Stored entries
+===+
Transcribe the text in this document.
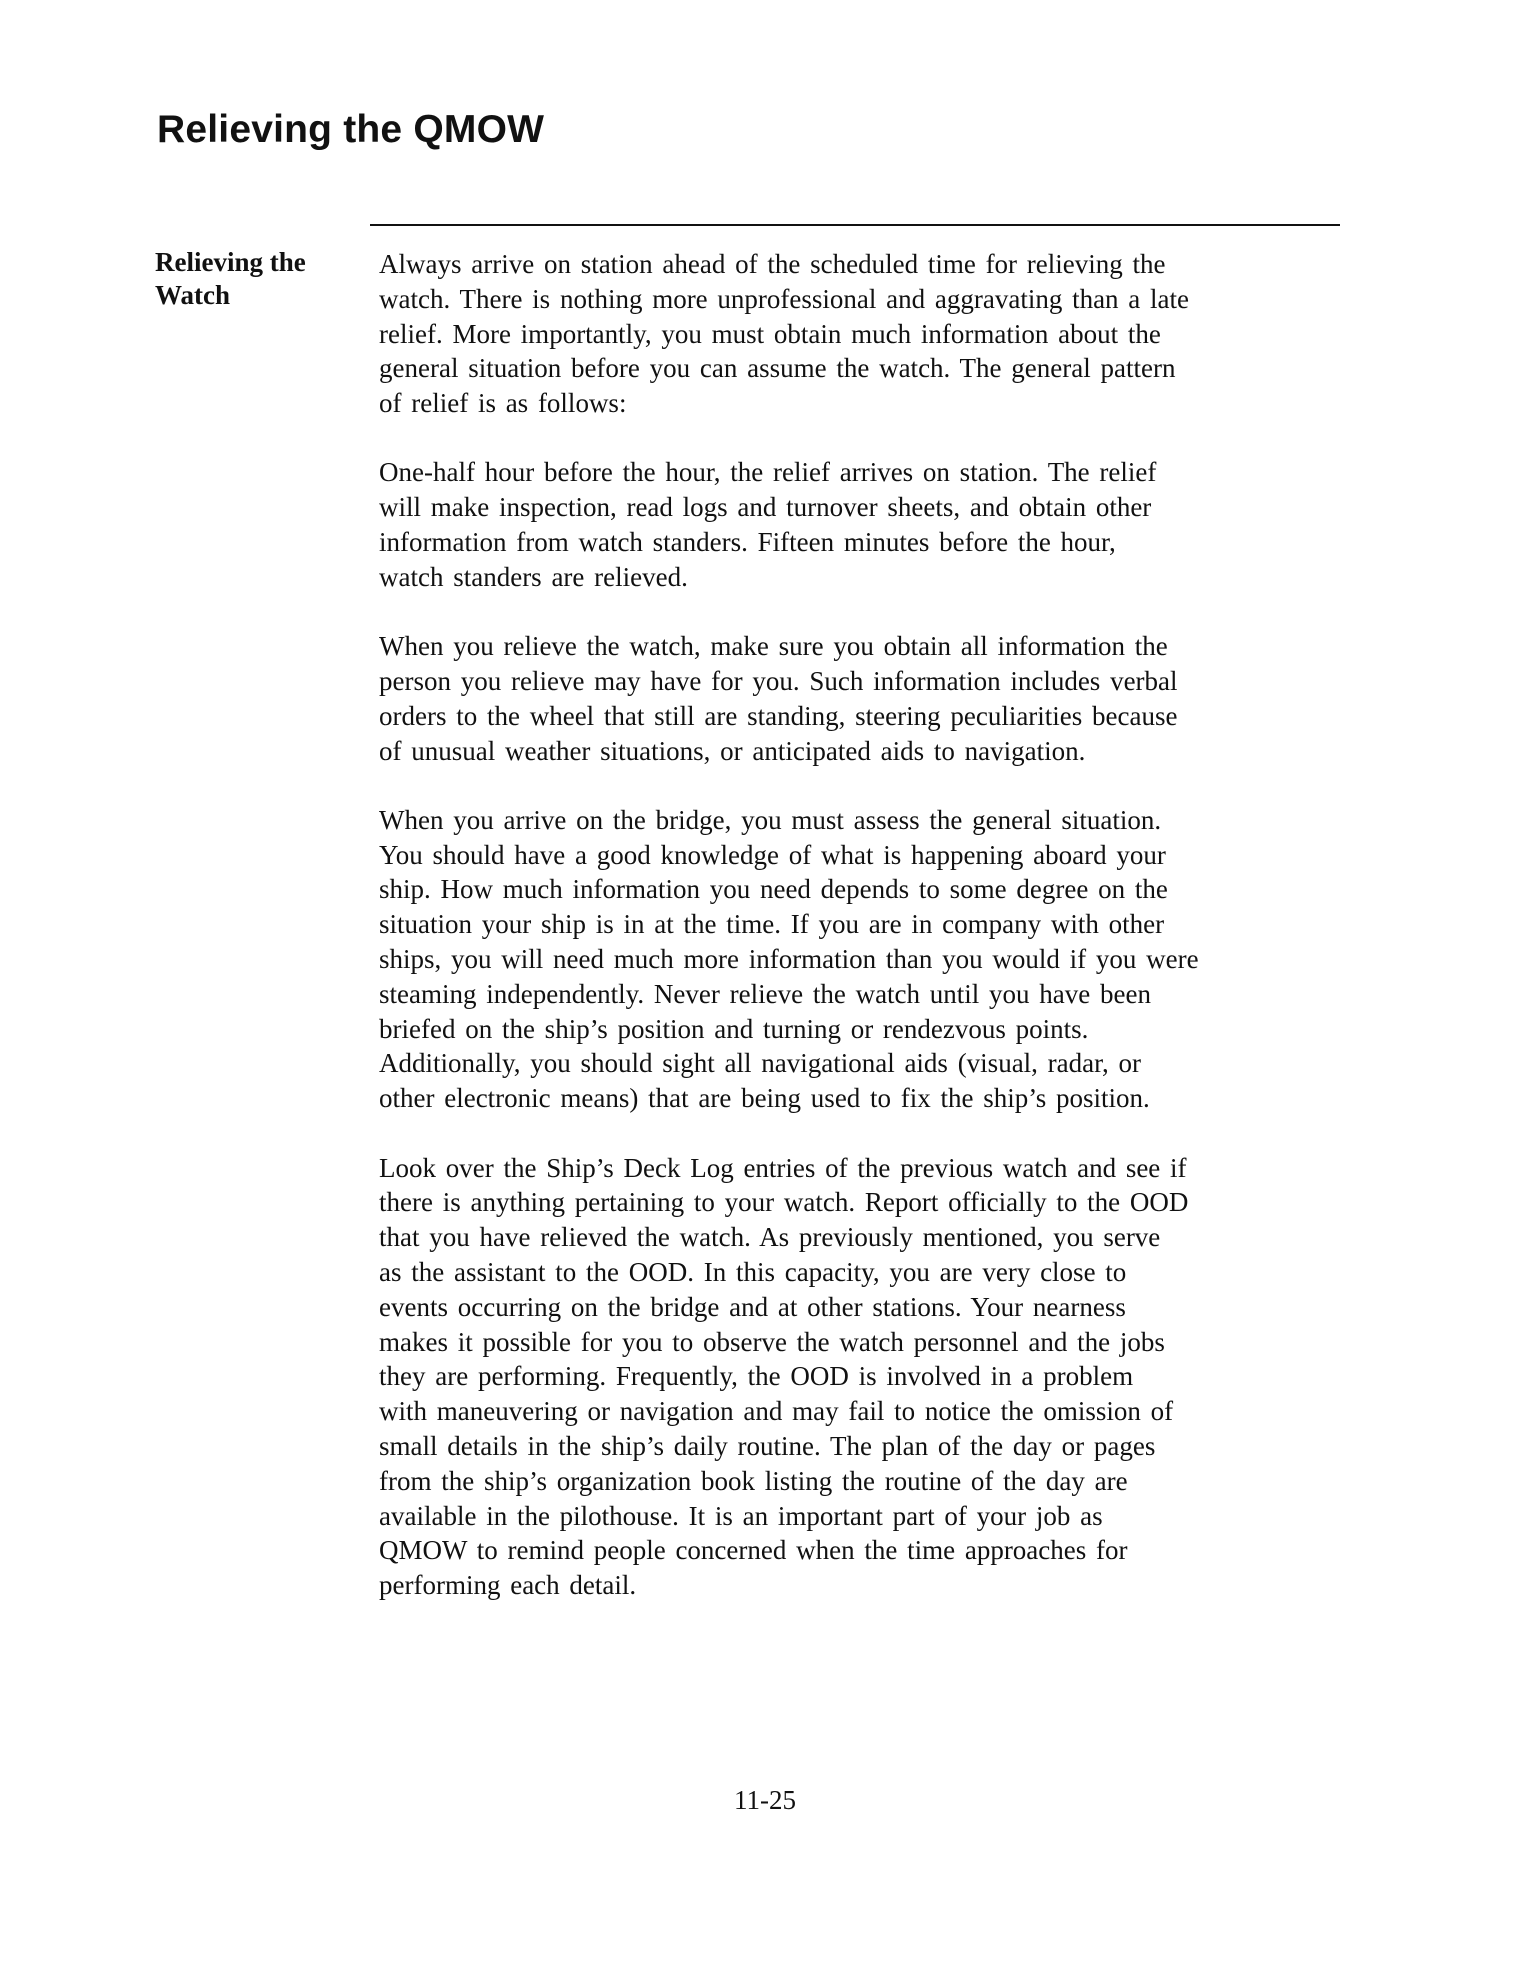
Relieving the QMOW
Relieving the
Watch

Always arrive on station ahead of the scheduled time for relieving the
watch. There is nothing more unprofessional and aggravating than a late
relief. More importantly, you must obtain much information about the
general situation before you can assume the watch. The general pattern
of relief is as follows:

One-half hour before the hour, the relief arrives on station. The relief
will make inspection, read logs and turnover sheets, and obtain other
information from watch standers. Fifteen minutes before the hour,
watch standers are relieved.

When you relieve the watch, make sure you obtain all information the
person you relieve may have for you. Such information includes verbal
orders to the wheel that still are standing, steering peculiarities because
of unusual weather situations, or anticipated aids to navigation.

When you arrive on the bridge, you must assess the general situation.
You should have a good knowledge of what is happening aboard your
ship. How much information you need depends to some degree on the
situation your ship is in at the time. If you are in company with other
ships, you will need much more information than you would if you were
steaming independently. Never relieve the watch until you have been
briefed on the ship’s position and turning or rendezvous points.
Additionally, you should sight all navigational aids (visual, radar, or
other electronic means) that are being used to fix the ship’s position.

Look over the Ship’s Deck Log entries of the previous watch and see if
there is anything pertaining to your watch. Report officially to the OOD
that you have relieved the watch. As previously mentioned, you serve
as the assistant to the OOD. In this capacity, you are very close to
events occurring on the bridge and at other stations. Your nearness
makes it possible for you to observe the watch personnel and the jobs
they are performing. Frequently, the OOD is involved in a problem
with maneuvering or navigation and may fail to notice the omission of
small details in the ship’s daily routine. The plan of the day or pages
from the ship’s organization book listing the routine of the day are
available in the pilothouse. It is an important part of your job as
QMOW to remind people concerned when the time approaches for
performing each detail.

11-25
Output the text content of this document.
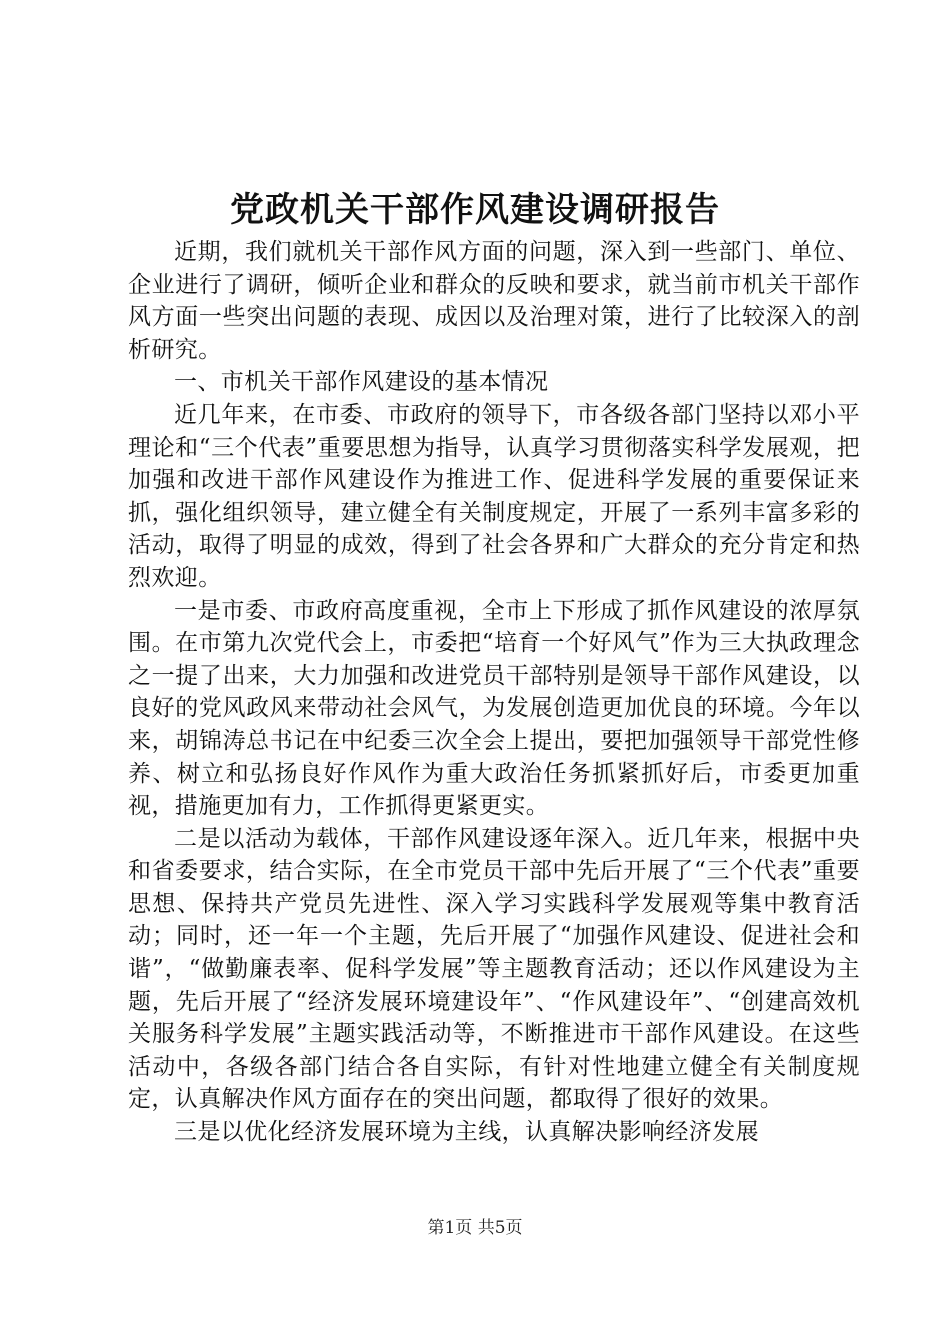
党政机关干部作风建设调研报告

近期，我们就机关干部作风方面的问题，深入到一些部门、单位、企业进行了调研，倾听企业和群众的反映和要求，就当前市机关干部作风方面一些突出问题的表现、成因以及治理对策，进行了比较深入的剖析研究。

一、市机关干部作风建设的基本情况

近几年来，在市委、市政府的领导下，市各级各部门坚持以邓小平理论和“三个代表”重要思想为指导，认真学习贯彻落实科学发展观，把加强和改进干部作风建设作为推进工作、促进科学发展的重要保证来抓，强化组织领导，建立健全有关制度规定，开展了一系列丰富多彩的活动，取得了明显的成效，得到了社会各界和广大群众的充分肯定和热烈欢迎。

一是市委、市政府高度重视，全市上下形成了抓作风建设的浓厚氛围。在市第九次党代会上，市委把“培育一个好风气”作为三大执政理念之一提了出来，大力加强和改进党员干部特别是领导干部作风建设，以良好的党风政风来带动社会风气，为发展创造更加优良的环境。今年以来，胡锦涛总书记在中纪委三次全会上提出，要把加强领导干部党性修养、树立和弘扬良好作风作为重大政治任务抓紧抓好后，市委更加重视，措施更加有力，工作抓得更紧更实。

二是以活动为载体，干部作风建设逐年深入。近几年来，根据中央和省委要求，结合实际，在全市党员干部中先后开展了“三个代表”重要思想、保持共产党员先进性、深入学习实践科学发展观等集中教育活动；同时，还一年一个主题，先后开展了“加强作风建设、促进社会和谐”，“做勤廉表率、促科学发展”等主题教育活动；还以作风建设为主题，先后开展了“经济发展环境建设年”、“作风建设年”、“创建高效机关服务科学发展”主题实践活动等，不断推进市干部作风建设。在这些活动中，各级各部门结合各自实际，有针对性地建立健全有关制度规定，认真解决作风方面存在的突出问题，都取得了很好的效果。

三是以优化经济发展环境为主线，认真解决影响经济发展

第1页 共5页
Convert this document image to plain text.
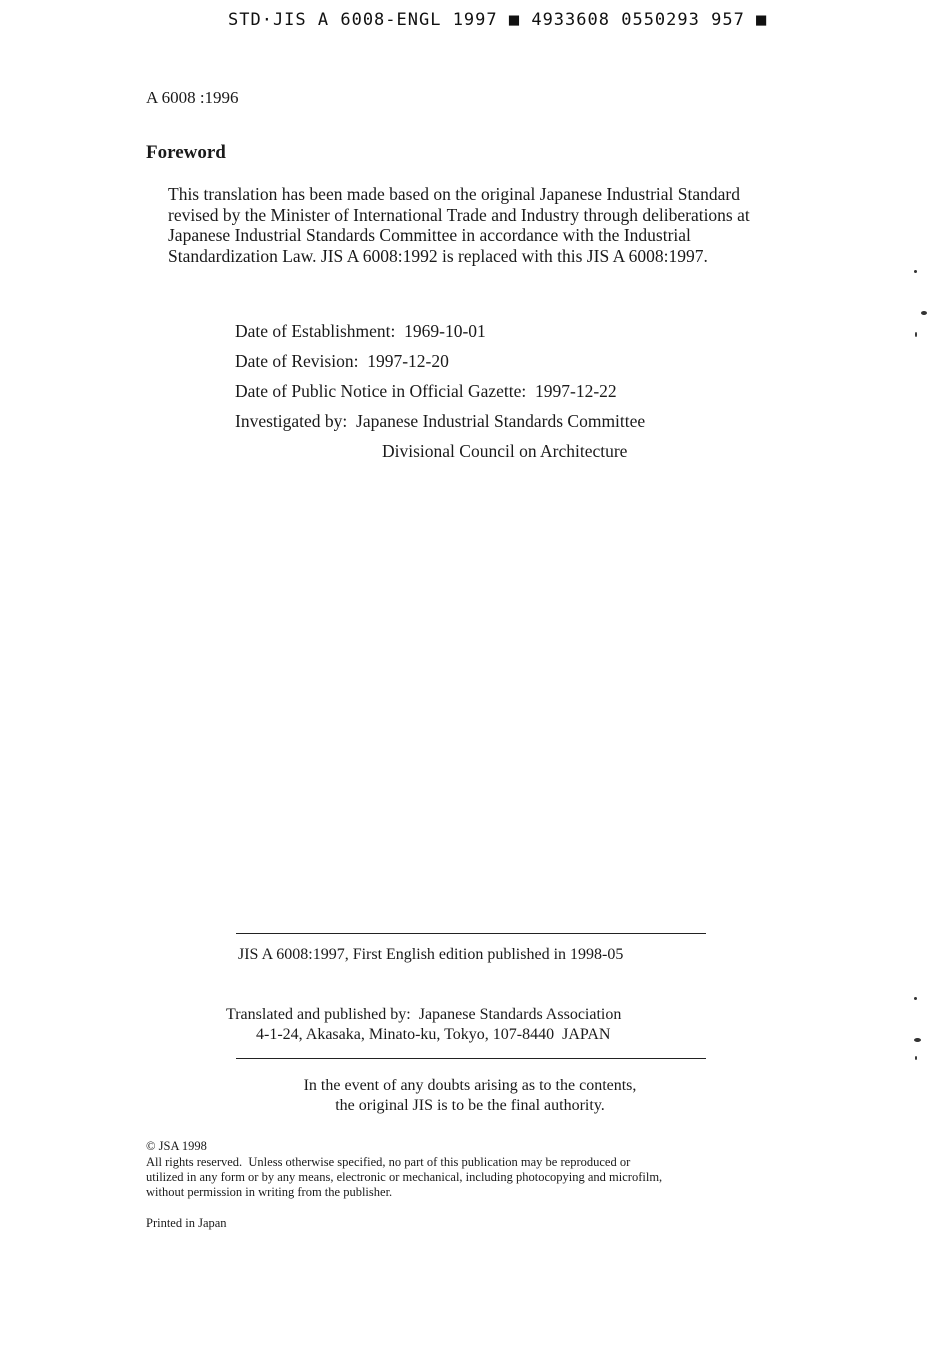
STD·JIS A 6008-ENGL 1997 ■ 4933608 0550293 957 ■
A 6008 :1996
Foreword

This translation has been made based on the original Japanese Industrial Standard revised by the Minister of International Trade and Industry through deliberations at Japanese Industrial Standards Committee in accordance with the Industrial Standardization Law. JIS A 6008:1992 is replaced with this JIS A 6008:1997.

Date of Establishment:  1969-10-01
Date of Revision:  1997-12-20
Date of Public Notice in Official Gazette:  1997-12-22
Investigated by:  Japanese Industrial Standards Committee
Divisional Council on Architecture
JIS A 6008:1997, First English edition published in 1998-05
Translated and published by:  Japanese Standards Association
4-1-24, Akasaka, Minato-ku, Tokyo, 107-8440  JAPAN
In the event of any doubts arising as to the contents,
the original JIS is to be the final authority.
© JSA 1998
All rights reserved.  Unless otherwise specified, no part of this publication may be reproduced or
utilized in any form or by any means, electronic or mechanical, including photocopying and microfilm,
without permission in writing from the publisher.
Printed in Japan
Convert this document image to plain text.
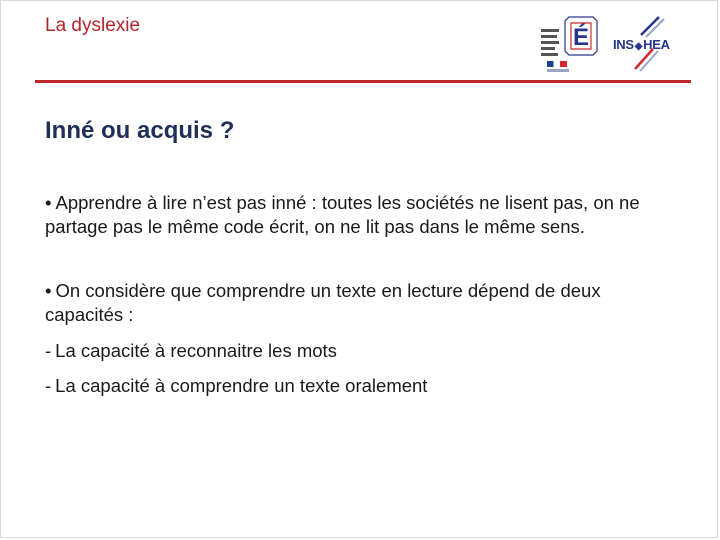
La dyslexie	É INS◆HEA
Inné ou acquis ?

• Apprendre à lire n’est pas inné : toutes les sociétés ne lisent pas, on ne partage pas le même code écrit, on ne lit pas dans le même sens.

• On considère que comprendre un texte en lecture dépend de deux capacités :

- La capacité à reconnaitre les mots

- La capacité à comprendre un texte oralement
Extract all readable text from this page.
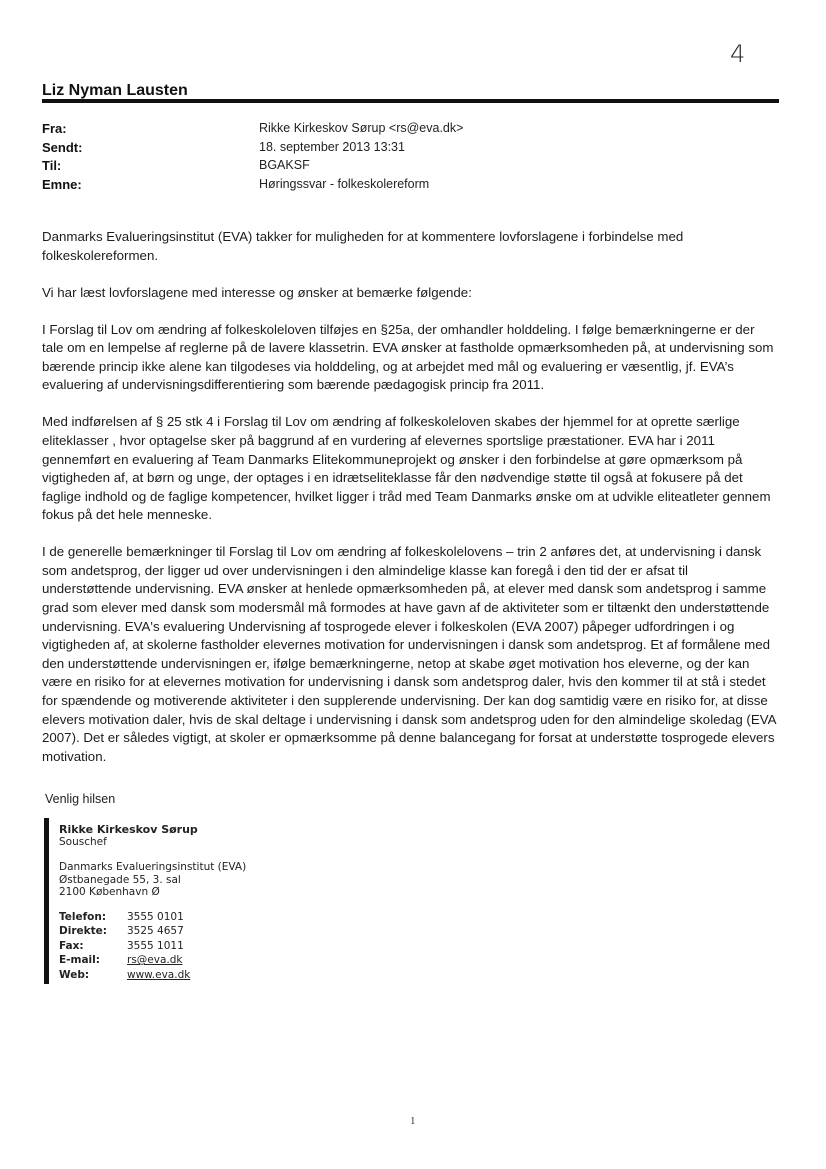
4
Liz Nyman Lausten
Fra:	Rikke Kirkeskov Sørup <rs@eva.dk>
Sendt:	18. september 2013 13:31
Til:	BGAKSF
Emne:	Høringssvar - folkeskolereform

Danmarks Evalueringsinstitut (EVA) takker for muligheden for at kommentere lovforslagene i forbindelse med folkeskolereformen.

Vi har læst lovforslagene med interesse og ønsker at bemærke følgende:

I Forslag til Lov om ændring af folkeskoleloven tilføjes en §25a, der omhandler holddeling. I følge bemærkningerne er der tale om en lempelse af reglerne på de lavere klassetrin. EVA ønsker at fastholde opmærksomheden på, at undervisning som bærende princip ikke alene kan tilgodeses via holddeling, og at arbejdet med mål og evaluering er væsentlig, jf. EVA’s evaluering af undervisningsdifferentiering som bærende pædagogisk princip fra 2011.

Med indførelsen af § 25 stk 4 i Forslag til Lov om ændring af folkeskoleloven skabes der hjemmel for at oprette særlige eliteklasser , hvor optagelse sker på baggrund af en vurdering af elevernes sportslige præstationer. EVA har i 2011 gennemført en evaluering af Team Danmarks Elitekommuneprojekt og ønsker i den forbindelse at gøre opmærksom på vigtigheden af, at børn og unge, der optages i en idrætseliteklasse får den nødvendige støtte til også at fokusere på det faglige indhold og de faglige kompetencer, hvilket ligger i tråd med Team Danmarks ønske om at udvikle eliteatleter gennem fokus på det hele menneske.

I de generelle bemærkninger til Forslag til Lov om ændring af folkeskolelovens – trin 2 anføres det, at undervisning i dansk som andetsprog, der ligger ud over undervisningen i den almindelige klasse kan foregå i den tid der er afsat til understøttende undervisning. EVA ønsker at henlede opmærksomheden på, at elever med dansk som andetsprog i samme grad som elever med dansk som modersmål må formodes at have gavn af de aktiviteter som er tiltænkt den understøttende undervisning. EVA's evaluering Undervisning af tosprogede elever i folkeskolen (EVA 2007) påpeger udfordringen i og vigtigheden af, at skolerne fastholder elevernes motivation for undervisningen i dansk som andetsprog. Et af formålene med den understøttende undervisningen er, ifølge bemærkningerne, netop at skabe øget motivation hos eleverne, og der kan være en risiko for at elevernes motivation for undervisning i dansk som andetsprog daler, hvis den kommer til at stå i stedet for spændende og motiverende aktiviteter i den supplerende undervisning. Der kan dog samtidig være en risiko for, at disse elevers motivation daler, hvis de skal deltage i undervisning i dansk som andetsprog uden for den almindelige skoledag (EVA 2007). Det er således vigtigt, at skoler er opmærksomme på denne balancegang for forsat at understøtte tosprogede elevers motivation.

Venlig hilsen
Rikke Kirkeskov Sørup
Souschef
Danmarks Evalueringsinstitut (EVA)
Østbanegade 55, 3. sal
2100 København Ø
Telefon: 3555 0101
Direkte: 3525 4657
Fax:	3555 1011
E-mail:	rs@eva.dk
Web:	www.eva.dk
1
+===+
# What the exercise asks
Copy every line of the listing where the word "bridge" appears.

# Solution below
When you arrive on the bridge, you must assess the general situation.
events occurring on the bridge and at other stations. Your nearness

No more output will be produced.